--- TASK GOAL ---
Isolate every line in the records below with "actuel" in it.
"""
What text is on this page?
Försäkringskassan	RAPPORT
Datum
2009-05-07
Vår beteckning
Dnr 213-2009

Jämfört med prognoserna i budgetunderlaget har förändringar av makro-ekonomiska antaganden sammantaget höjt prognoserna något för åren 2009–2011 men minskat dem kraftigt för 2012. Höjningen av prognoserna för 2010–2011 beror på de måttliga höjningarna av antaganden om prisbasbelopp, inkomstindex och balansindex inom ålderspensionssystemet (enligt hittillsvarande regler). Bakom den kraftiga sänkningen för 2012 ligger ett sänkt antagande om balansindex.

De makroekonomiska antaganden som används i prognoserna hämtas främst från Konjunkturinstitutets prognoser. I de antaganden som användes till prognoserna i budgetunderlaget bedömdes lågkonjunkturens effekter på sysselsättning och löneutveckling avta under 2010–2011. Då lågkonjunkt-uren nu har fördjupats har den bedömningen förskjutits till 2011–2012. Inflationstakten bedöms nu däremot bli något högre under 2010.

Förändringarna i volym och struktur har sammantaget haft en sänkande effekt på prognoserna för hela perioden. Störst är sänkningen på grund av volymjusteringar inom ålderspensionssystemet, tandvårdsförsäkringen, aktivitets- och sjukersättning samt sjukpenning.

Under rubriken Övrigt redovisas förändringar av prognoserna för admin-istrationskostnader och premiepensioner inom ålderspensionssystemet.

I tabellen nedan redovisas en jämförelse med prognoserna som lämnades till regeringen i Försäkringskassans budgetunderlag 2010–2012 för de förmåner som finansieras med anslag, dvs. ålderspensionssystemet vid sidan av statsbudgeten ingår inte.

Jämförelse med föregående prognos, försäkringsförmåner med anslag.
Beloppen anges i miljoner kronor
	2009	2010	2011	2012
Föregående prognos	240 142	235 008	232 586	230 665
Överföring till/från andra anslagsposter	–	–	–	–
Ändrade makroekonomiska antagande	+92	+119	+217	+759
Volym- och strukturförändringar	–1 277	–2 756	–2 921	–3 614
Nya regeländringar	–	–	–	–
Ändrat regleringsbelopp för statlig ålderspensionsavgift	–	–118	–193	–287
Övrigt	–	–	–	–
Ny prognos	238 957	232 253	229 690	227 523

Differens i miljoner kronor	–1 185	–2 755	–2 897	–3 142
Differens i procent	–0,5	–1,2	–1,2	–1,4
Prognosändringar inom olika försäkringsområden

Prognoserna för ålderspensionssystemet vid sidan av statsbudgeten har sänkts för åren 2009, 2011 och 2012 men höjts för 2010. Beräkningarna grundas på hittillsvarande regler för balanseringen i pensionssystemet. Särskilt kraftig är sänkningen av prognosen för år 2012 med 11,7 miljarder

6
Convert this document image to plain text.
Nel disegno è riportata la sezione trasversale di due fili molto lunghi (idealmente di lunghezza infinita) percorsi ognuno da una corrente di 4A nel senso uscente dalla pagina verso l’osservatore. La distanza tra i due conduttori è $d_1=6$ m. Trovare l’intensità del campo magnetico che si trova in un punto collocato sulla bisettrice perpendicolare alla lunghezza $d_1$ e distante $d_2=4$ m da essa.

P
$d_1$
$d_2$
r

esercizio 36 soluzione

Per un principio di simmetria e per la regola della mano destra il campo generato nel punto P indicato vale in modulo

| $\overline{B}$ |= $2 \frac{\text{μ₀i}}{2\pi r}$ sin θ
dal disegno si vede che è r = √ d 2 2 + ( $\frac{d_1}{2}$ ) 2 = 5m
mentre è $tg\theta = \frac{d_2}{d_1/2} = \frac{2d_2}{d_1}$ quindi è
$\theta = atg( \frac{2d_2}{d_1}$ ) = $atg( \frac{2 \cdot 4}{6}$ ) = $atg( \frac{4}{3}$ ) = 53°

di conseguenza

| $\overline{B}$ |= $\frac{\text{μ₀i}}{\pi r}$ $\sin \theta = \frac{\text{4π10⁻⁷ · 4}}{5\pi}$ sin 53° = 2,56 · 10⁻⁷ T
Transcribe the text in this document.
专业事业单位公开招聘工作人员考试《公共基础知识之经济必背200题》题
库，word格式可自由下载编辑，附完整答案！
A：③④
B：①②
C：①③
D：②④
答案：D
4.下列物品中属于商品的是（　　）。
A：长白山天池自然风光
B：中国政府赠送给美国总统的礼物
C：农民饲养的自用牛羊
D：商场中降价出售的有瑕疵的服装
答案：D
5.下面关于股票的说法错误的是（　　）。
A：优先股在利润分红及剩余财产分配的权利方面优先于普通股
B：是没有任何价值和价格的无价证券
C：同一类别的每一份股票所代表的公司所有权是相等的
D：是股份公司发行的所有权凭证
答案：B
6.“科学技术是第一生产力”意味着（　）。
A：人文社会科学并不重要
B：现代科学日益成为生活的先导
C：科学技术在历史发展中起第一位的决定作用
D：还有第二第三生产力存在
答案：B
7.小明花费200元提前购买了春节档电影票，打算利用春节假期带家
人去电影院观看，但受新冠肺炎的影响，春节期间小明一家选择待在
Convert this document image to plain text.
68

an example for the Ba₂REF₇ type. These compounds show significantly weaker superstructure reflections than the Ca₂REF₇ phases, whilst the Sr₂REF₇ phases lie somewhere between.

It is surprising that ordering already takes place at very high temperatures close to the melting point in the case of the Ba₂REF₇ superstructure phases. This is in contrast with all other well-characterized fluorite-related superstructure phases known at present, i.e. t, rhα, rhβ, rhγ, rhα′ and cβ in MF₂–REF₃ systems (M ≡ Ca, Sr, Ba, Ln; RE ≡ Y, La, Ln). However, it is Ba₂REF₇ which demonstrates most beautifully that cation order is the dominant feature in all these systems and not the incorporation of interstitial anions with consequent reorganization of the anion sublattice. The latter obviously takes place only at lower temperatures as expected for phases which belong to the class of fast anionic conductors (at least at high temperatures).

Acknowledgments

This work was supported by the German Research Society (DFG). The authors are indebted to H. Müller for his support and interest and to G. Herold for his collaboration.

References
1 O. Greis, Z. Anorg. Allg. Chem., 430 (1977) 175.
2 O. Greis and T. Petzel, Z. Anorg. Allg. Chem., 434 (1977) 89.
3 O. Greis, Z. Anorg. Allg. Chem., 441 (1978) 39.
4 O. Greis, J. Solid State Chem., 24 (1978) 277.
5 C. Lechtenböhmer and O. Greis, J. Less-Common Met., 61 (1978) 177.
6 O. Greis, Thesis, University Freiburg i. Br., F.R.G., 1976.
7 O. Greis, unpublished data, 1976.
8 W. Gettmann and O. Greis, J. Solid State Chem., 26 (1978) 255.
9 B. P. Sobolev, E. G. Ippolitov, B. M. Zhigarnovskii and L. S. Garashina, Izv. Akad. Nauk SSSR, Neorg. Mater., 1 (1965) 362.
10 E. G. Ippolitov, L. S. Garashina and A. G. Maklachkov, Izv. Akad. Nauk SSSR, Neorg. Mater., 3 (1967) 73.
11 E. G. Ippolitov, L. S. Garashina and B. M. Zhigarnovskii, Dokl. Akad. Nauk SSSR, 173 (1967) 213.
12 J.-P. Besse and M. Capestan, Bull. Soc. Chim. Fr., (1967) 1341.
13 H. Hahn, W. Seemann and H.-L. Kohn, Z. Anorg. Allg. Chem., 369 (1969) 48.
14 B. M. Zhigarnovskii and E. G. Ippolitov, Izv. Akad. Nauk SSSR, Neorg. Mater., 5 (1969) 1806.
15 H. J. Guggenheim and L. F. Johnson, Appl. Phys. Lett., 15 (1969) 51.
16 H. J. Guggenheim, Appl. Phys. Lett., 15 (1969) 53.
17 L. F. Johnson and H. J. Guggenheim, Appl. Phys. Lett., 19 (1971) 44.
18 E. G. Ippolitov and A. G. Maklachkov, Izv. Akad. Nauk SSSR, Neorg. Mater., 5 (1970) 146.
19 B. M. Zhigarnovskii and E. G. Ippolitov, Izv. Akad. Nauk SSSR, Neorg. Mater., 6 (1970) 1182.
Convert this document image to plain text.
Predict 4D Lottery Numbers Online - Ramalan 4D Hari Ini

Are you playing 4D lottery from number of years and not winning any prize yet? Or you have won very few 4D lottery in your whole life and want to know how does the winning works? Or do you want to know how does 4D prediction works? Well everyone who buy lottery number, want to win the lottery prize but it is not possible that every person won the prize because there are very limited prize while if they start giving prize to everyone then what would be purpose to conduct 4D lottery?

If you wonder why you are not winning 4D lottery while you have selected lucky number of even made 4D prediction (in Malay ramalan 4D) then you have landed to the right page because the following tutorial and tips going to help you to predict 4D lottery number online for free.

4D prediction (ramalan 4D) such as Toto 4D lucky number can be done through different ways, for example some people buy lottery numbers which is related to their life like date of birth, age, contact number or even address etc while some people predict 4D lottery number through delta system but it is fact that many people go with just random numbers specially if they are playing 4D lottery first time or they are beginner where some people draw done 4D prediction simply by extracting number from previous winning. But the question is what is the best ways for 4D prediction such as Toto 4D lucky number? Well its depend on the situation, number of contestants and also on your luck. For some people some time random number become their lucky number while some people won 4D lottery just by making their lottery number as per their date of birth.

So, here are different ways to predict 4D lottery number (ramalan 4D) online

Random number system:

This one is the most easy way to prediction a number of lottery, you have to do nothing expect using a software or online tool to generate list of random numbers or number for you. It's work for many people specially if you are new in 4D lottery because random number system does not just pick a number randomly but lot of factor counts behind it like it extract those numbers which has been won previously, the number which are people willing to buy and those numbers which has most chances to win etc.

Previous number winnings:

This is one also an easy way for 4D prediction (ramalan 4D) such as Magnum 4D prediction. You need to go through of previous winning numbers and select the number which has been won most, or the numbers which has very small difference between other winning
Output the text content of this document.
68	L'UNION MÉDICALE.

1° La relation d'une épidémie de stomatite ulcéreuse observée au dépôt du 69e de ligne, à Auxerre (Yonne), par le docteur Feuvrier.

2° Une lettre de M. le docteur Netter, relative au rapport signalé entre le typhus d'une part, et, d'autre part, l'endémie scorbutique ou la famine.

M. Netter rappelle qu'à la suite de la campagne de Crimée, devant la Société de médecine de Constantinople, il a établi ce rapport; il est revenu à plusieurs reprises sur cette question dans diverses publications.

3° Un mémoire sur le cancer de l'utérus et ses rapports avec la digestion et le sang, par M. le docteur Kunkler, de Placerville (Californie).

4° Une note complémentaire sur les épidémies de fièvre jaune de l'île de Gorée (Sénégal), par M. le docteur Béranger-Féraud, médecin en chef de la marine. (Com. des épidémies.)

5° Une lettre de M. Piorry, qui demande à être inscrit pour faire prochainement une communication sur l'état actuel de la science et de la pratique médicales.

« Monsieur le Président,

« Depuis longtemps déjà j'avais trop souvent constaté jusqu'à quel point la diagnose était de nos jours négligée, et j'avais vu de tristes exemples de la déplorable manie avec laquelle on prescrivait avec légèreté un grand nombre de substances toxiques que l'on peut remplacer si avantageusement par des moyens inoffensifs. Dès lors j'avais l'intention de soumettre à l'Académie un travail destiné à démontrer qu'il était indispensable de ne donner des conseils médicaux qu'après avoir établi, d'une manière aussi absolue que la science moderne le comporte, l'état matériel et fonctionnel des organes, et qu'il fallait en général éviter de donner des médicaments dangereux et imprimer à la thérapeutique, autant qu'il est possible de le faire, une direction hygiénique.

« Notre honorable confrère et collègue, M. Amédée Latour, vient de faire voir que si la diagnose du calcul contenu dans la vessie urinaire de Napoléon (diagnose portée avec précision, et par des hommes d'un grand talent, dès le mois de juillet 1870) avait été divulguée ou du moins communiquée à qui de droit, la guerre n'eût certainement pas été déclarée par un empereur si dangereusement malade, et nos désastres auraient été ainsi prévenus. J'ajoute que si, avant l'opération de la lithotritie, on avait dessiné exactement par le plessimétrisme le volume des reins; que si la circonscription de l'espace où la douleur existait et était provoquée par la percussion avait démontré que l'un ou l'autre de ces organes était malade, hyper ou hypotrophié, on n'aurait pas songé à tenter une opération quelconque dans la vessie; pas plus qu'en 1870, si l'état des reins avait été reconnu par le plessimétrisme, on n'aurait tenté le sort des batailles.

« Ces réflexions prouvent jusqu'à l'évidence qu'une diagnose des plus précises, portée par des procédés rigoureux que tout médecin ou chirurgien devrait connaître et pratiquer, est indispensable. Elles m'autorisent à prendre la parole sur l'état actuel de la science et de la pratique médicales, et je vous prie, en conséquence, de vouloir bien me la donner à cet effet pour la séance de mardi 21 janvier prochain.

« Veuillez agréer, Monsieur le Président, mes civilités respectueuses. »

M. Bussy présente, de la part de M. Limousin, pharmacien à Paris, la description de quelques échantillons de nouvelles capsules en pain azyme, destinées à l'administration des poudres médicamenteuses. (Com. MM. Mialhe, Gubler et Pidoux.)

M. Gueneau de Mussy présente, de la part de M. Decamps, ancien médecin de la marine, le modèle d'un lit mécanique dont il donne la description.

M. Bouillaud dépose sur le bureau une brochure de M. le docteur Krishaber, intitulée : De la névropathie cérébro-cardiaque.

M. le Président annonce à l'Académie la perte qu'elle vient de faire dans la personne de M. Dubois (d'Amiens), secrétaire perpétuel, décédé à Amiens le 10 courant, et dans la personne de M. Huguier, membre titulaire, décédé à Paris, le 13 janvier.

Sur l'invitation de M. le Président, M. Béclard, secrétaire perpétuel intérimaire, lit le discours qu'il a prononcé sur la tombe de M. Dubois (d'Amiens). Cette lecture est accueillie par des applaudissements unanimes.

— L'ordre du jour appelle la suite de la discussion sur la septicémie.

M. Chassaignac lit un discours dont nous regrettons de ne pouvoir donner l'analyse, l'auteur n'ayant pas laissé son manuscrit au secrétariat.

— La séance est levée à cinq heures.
"""
--- WRITTEN SOLUTION ---
5° Une lettre de M. Piorry, qui demande à être inscrit pour faire prochainement une communication sur l'état actuel de la science et de la pratique médicales.
« Ces réflexions prouvent jusqu'à l'évidence qu'une diagnose des plus précises, portée par des procédés rigoureux que tout médecin ou chirurgien devrait connaître et pratiquer, est indispensable. Elles m'autorisent à prendre la parole sur l'état actuel de la science et de la pratique médicales, et je vous prie, en conséquence, de vouloir bien me la donner à cet effet pour la séance de mardi 21 janvier prochain.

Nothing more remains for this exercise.